## Work required
Would you quote every entry exactly, dropping only the pictures?

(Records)
## Start

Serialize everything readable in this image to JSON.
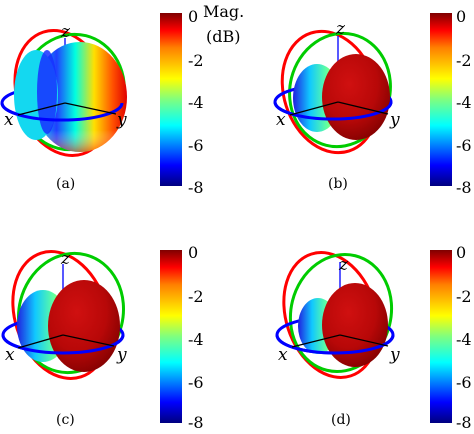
{
  "colorbar": {
    "title_line1": "Mag.",
    "title_line2": "(dB)",
    "ticks": [
      "0",
      "-2",
      "-4",
      "-6",
      "-8"
    ],
    "colors": [
      "#00007f",
      "#0000ff",
      "#007fff",
      "#00ffff",
      "#7fff7f",
      "#ffff00",
      "#ff7f00",
      "#ff0000",
      "#7f0000"
    ]
  },
  "axis_labels": {
    "x": "x",
    "y": "y",
    "z": "z"
  },
  "ring_colors": {
    "horizontal": "#0000ff",
    "green": "#00cc00",
    "red": "#ff0000"
  },
  "panels": [
    {
      "caption": "(a)"
    },
    {
      "caption": "(b)"
    },
    {
      "caption": "(c)"
    },
    {
      "caption": "(d)"
    }
  ]
}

## End

## Solution for this exercise
Serialize everything readable in this image to JSON.
{
  "colorbar": {
    "title_line1": "Mag.",
    "title_line2": "(dB)",
    "ticks": [
      "0",
      "-2",
      "-4",
      "-6",
      "-8"
    ],
    "colors": [
      "#00007f",
      "#0000ff",
      "#007fff",
      "#00ffff",
      "#7fff7f",
      "#ffff00",
      "#ff7f00",
      "#ff0000",
      "#7f0000"
    ]
  },
  "axis_labels": {
    "x": "x",
    "y": "y",
    "z": "z"
  },
  "ring_colors": {
    "horizontal": "#0000ff",
    "green": "#00cc00",
    "red": "#ff0000"
  },
  "panels": [
    {
      "caption": "(a)"
    },
    {
      "caption": "(b)"
    },
    {
      "caption": "(c)"
    },
    {
      "caption": "(d)"
    }
  ]
}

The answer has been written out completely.